Given problem
Return all of the data exactly as given.

Figure record extracts
-*-

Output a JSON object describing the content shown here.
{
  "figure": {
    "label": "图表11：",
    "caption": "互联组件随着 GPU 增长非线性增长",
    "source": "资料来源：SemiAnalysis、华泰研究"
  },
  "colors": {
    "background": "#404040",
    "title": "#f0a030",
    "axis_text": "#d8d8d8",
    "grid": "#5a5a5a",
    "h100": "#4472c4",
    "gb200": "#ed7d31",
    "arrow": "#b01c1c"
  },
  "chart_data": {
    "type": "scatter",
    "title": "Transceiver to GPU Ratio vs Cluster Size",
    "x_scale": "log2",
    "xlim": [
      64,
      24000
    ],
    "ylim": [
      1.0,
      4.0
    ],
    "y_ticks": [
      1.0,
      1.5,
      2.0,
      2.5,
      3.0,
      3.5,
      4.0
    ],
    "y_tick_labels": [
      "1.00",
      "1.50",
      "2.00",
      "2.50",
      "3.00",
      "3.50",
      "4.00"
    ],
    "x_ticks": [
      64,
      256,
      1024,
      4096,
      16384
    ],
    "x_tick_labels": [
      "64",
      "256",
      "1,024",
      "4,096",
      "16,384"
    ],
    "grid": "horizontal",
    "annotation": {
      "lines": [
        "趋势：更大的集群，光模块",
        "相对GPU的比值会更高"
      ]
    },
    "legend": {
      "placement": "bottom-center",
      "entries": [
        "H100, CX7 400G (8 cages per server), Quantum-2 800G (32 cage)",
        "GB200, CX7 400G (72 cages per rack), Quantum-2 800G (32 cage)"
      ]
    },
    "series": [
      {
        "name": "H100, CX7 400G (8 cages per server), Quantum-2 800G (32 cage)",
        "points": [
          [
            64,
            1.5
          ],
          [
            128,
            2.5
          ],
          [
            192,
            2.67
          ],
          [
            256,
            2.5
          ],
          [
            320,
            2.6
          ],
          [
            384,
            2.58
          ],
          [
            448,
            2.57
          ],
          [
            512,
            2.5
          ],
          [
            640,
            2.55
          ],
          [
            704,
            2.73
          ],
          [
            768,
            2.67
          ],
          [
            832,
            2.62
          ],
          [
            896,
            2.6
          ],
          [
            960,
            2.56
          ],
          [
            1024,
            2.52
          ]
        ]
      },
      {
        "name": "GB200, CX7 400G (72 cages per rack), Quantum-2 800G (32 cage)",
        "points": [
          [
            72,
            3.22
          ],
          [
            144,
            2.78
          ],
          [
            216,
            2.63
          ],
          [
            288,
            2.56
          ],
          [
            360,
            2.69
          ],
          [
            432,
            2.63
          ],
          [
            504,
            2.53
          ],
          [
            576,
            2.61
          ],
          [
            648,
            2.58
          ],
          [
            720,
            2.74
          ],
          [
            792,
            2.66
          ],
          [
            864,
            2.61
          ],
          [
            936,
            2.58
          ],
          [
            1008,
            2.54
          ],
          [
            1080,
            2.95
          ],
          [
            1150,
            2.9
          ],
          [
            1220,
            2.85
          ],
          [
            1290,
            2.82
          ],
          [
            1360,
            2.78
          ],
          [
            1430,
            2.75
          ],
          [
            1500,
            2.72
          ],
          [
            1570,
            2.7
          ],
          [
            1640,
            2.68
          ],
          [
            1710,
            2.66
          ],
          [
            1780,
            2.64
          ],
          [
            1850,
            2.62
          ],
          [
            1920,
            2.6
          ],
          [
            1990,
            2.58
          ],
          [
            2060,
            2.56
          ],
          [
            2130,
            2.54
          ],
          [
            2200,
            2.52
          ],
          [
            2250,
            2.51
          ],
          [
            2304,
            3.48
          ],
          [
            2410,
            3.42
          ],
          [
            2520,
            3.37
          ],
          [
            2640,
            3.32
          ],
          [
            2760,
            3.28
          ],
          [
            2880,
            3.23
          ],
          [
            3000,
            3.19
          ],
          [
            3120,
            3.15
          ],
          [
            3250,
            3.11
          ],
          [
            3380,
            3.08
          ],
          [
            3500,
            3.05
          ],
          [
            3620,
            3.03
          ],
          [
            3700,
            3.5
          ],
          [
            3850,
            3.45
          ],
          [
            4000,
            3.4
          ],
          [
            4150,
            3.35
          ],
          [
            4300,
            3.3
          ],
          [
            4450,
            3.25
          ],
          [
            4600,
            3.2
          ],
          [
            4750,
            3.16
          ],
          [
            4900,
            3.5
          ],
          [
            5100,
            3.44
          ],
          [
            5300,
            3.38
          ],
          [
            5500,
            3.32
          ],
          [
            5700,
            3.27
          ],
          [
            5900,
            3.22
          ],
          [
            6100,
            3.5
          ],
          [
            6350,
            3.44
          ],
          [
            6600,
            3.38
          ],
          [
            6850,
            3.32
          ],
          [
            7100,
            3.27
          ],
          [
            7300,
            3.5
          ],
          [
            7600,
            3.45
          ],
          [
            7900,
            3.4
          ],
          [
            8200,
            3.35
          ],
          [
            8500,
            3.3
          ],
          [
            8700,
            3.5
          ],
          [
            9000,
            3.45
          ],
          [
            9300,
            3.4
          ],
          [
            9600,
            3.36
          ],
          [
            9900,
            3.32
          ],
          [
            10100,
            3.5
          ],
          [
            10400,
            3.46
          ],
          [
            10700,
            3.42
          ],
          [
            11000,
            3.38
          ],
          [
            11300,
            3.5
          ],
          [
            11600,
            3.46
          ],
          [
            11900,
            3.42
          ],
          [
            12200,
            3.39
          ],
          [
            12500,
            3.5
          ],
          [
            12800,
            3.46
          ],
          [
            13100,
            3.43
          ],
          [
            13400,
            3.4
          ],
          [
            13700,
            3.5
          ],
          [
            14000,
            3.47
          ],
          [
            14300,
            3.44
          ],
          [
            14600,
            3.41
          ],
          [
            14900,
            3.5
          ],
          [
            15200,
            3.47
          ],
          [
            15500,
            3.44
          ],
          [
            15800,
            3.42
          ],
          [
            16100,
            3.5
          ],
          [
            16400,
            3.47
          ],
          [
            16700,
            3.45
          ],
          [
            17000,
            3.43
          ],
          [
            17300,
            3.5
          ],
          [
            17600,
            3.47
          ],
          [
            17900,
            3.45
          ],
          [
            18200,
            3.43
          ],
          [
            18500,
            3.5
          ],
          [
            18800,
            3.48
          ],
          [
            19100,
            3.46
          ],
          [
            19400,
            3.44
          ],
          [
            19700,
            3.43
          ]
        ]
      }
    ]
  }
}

-*-

Full output
Output a JSON object describing the content shown here.
{
  "figure": {
    "label": "图表11：",
    "caption": "互联组件随着 GPU 增长非线性增长",
    "source": "资料来源：SemiAnalysis、华泰研究"
  },
  "colors": {
    "background": "#404040",
    "title": "#f0a030",
    "axis_text": "#d8d8d8",
    "grid": "#5a5a5a",
    "h100": "#4472c4",
    "gb200": "#ed7d31",
    "arrow": "#b01c1c"
  },
  "chart_data": {
    "type": "scatter",
    "title": "Transceiver to GPU Ratio vs Cluster Size",
    "x_scale": "log2",
    "xlim": [
      64,
      24000
    ],
    "ylim": [
      1.0,
      4.0
    ],
    "y_ticks": [
      1.0,
      1.5,
      2.0,
      2.5,
      3.0,
      3.5,
      4.0
    ],
    "y_tick_labels": [
      "1.00",
      "1.50",
      "2.00",
      "2.50",
      "3.00",
      "3.50",
      "4.00"
    ],
    "x_ticks": [
      64,
      256,
      1024,
      4096,
      16384
    ],
    "x_tick_labels": [
      "64",
      "256",
      "1,024",
      "4,096",
      "16,384"
    ],
    "grid": "horizontal",
    "annotation": {
      "lines": [
        "趋势：更大的集群，光模块",
        "相对GPU的比值会更高"
      ]
    },
    "legend": {
      "placement": "bottom-center",
      "entries": [
        "H100, CX7 400G (8 cages per server), Quantum-2 800G (32 cage)",
        "GB200, CX7 400G (72 cages per rack), Quantum-2 800G (32 cage)"
      ]
    },
    "series": [
      {
        "name": "H100, CX7 400G (8 cages per server), Quantum-2 800G (32 cage)",
        "points": [
          [
            64,
            1.5
          ],
          [
            128,
            2.5
          ],
          [
            192,
            2.67
          ],
          [
            256,
            2.5
          ],
          [
            320,
            2.6
          ],
          [
            384,
            2.58
          ],
          [
            448,
            2.57
          ],
          [
            512,
            2.5
          ],
          [
            640,
            2.55
          ],
          [
            704,
            2.73
          ],
          [
            768,
            2.67
          ],
          [
            832,
            2.62
          ],
          [
            896,
            2.6
          ],
          [
            960,
            2.56
          ],
          [
            1024,
            2.52
          ]
        ]
      },
      {
        "name": "GB200, CX7 400G (72 cages per rack), Quantum-2 800G (32 cage)",
        "points": [
          [
            72,
            3.22
          ],
          [
            144,
            2.78
          ],
          [
            216,
            2.63
          ],
          [
            288,
            2.56
          ],
          [
            360,
            2.69
          ],
          [
            432,
            2.63
          ],
          [
            504,
            2.53
          ],
          [
            576,
            2.61
          ],
          [
            648,
            2.58
          ],
          [
            720,
            2.74
          ],
          [
            792,
            2.66
          ],
          [
            864,
            2.61
          ],
          [
            936,
            2.58
          ],
          [
            1008,
            2.54
          ],
          [
            1080,
            2.95
          ],
          [
            1150,
            2.9
          ],
          [
            1220,
            2.85
          ],
          [
            1290,
            2.82
          ],
          [
            1360,
            2.78
          ],
          [
            1430,
            2.75
          ],
          [
            1500,
            2.72
          ],
          [
            1570,
            2.7
          ],
          [
            1640,
            2.68
          ],
          [
            1710,
            2.66
          ],
          [
            1780,
            2.64
          ],
          [
            1850,
            2.62
          ],
          [
            1920,
            2.6
          ],
          [
            1990,
            2.58
          ],
          [
            2060,
            2.56
          ],
          [
            2130,
            2.54
          ],
          [
            2200,
            2.52
          ],
          [
            2250,
            2.51
          ],
          [
            2304,
            3.48
          ],
          [
            2410,
            3.42
          ],
          [
            2520,
            3.37
          ],
          [
            2640,
            3.32
          ],
          [
            2760,
            3.28
          ],
          [
            2880,
            3.23
          ],
          [
            3000,
            3.19
          ],
          [
            3120,
            3.15
          ],
          [
            3250,
            3.11
          ],
          [
            3380,
            3.08
          ],
          [
            3500,
            3.05
          ],
          [
            3620,
            3.03
          ],
          [
            3700,
            3.5
          ],
          [
            3850,
            3.45
          ],
          [
            4000,
            3.4
          ],
          [
            4150,
            3.35
          ],
          [
            4300,
            3.3
          ],
          [
            4450,
            3.25
          ],
          [
            4600,
            3.2
          ],
          [
            4750,
            3.16
          ],
          [
            4900,
            3.5
          ],
          [
            5100,
            3.44
          ],
          [
            5300,
            3.38
          ],
          [
            5500,
            3.32
          ],
          [
            5700,
            3.27
          ],
          [
            5900,
            3.22
          ],
          [
            6100,
            3.5
          ],
          [
            6350,
            3.44
          ],
          [
            6600,
            3.38
          ],
          [
            6850,
            3.32
          ],
          [
            7100,
            3.27
          ],
          [
            7300,
            3.5
          ],
          [
            7600,
            3.45
          ],
          [
            7900,
            3.4
          ],
          [
            8200,
            3.35
          ],
          [
            8500,
            3.3
          ],
          [
            8700,
            3.5
          ],
          [
            9000,
            3.45
          ],
          [
            9300,
            3.4
          ],
          [
            9600,
            3.36
          ],
          [
            9900,
            3.32
          ],
          [
            10100,
            3.5
          ],
          [
            10400,
            3.46
          ],
          [
            10700,
            3.42
          ],
          [
            11000,
            3.38
          ],
          [
            11300,
            3.5
          ],
          [
            11600,
            3.46
          ],
          [
            11900,
            3.42
          ],
          [
            12200,
            3.39
          ],
          [
            12500,
            3.5
          ],
          [
            12800,
            3.46
          ],
          [
            13100,
            3.43
          ],
          [
            13400,
            3.4
          ],
          [
            13700,
            3.5
          ],
          [
            14000,
            3.47
          ],
          [
            14300,
            3.44
          ],
          [
            14600,
            3.41
          ],
          [
            14900,
            3.5
          ],
          [
            15200,
            3.47
          ],
          [
            15500,
            3.44
          ],
          [
            15800,
            3.42
          ],
          [
            16100,
            3.5
          ],
          [
            16400,
            3.47
          ],
          [
            16700,
            3.45
          ],
          [
            17000,
            3.43
          ],
          [
            17300,
            3.5
          ],
          [
            17600,
            3.47
          ],
          [
            17900,
            3.45
          ],
          [
            18200,
            3.43
          ],
          [
            18500,
            3.5
          ],
          [
            18800,
            3.48
          ],
          [
            19100,
            3.46
          ],
          [
            19400,
            3.44
          ],
          [
            19700,
            3.43
          ]
        ]
      }
    ]
  }
}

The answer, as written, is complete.